**WHAT YOU HAVE TO DO:**
An exact copy of every record is needed.

**RECORDS FOR THE TASK:**
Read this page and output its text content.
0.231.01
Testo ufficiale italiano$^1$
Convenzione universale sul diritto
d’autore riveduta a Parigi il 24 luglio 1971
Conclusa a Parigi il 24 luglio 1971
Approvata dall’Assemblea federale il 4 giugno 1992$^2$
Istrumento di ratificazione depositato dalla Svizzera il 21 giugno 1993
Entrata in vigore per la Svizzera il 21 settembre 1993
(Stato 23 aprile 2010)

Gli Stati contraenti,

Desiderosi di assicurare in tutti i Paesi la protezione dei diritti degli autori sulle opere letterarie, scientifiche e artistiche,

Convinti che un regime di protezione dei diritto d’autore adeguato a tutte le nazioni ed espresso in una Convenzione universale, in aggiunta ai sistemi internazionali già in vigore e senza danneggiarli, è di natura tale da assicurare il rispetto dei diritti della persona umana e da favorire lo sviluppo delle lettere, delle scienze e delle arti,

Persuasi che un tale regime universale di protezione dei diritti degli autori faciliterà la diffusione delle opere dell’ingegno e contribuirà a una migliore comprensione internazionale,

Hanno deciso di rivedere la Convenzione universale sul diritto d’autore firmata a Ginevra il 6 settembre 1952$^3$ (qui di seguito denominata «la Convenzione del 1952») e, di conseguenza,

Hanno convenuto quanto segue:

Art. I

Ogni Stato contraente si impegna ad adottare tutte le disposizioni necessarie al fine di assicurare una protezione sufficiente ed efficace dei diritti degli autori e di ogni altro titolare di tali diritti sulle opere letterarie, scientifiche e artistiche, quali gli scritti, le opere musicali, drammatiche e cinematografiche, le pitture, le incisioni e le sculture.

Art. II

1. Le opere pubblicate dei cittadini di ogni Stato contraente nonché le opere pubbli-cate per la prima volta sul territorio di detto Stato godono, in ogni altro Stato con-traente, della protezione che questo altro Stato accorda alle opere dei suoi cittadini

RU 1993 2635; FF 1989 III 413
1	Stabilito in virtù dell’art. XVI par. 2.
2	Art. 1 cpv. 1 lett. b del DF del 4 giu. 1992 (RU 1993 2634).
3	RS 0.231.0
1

**RESPONSE FOR THIS EXERCISE:**
Read this page and output its text content.
0.231.01
Testo ufficiale italiano$^1$
Convenzione universale sul diritto
d’autore riveduta a Parigi il 24 luglio 1971
Conclusa a Parigi il 24 luglio 1971
Approvata dall’Assemblea federale il 4 giugno 1992$^2$
Istrumento di ratificazione depositato dalla Svizzera il 21 giugno 1993
Entrata in vigore per la Svizzera il 21 settembre 1993
(Stato 23 aprile 2010)

Gli Stati contraenti,

Desiderosi di assicurare in tutti i Paesi la protezione dei diritti degli autori sulle opere letterarie, scientifiche e artistiche,

Convinti che un regime di protezione dei diritto d’autore adeguato a tutte le nazioni ed espresso in una Convenzione universale, in aggiunta ai sistemi internazionali già in vigore e senza danneggiarli, è di natura tale da assicurare il rispetto dei diritti della persona umana e da favorire lo sviluppo delle lettere, delle scienze e delle arti,

Persuasi che un tale regime universale di protezione dei diritti degli autori faciliterà la diffusione delle opere dell’ingegno e contribuirà a una migliore comprensione internazionale,

Hanno deciso di rivedere la Convenzione universale sul diritto d’autore firmata a Ginevra il 6 settembre 1952$^3$ (qui di seguito denominata «la Convenzione del 1952») e, di conseguenza,

Hanno convenuto quanto segue:

Art. I

Ogni Stato contraente si impegna ad adottare tutte le disposizioni necessarie al fine di assicurare una protezione sufficiente ed efficace dei diritti degli autori e di ogni altro titolare di tali diritti sulle opere letterarie, scientifiche e artistiche, quali gli scritti, le opere musicali, drammatiche e cinematografiche, le pitture, le incisioni e le sculture.

Art. II

1. Le opere pubblicate dei cittadini di ogni Stato contraente nonché le opere pubbli-cate per la prima volta sul territorio di detto Stato godono, in ogni altro Stato con-traente, della protezione che questo altro Stato accorda alle opere dei suoi cittadini

RU 1993 2635; FF 1989 III 413
1	Stabilito in virtù dell’art. XVI par. 2.
2	Art. 1 cpv. 1 lett. b del DF del 4 giu. 1992 (RU 1993 2634).
3	RS 0.231.0
1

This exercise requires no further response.